TASK TO CARRY OUT
Leaving out the pictures, please retype each record exactly.

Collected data
- - - - - - -

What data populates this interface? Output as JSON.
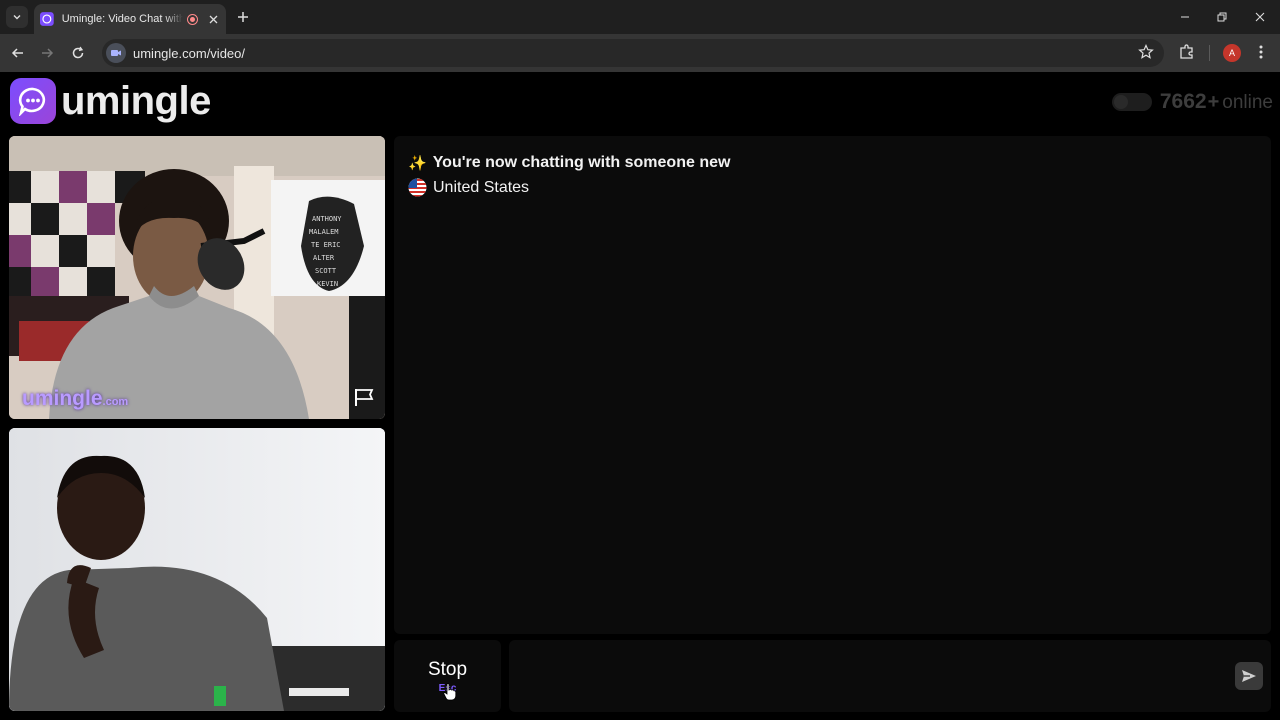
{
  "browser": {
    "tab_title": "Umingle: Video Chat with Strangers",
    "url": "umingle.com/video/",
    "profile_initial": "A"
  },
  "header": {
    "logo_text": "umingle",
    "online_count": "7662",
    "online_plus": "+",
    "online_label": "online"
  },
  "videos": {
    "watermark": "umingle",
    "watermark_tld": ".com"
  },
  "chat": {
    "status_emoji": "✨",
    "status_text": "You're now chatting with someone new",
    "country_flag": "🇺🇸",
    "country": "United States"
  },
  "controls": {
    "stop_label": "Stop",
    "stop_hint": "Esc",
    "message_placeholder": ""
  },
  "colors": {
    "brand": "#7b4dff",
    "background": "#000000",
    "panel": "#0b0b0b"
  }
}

- - - - - - -

EXERCISE OUTPUT
What data populates this interface? Output as JSON.
{
  "browser": {
    "tab_title": "Umingle: Video Chat with Strangers",
    "url": "umingle.com/video/",
    "profile_initial": "A"
  },
  "header": {
    "logo_text": "umingle",
    "online_count": "7662",
    "online_plus": "+",
    "online_label": "online"
  },
  "videos": {
    "watermark": "umingle",
    "watermark_tld": ".com"
  },
  "chat": {
    "status_emoji": "✨",
    "status_text": "You're now chatting with someone new",
    "country_flag": "🇺🇸",
    "country": "United States"
  },
  "controls": {
    "stop_label": "Stop",
    "stop_hint": "Esc",
    "message_placeholder": ""
  },
  "colors": {
    "brand": "#7b4dff",
    "background": "#000000",
    "panel": "#0b0b0b"
  }
}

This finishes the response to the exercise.